#### SUPPLIED TEXT
What do you want from a Global Overview?

One of the really cool features we’re planning for SQL Response 2 is the Global Overview. This is a kind of ‘front page’ that is designed to draw your attention to any significant issues across your entire enterprise. The global overview is the top level of a hierarchy of ‘overview’ pages that include:

  • A Physical Server overview page, that will provide current data about a selected machine, for example disk space usage and processor metrics. It will also list which instances are on that machine and various other useful data.
  • A SQL Server overview page for each monitored instance, that will list current metrics and alerts for that instance. This page will aggregate lots of useful data about a specific instance.

Above both of these, however, lives the Global Overview. Its purpose is simple – to list those SQL Servers and machines with a problem, that require further investigation. Using graphics and colour coding, we want the Global Overview to give you a high-level view across your entire enterprise. From here, with a single click, you can drill down to a SQL Server overview or various other views to see more detailed information.

Our questions

The question we’re discussing at the moment is how best to present this global overview information to you.

  • Do you prefer a list of SQL Server instances only, or do you want to see them in the context of their physical server?
  • Or would you want to toggle between a list of SQL Server instances only and a list showing physical servers and instances (ie SQL Servers grouped by their host machine).
  • What are the key metrics to see at the Global Overview level for a SQL Server/physical server? (These are the sparkline graphs in our example designs)

We’ve sketched out a couple of alternative ideas for how this Global Overview might look.

#### RECORDS SUPPLIED

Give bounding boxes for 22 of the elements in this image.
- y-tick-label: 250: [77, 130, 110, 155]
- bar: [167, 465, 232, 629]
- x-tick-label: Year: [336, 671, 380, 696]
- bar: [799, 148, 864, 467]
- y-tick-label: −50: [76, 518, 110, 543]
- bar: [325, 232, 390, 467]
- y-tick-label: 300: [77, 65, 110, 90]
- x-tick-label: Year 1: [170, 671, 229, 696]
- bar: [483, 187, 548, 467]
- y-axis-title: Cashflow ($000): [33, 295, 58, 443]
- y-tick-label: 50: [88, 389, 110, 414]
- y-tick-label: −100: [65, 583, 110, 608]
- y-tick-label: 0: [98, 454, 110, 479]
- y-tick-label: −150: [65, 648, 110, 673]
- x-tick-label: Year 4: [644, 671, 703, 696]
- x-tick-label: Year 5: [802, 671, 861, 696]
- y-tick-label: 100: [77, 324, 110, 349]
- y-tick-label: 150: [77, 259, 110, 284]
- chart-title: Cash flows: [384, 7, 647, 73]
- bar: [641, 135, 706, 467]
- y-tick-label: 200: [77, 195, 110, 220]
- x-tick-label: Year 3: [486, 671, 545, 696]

#### STATED GOAL 1
Retype the part of the Global Overview post that opens with the words containing "What do you" and closes with "a specific instance.".
#### STATED GOAL 2
In the Global Overview post, what examples of current data does the Physical Server overview page give for a selected machine?
The records are material separate from the Global Overview post.

#### CORRECT ANSWER 1
What do you want from a Global Overview?

One of the really cool features we’re planning for SQL Response 2 is the Global Overview. This is a kind of ‘front page’ that is designed to draw your attention to any significant issues across your entire enterprise. The global overview is the top level of a hierarchy of ‘overview’ pages that include:

  • A Physical Server overview page, that will provide current data about a selected machine, for example disk space usage and processor metrics. It will also list which instances are on that machine and various other useful data.
  • A SQL Server overview page for each monitored instance, that will list current metrics and alerts for that instance. This page will aggregate lots of useful data about a specific instance.

#### CORRECT ANSWER 2
Disk space usage and processor metrics.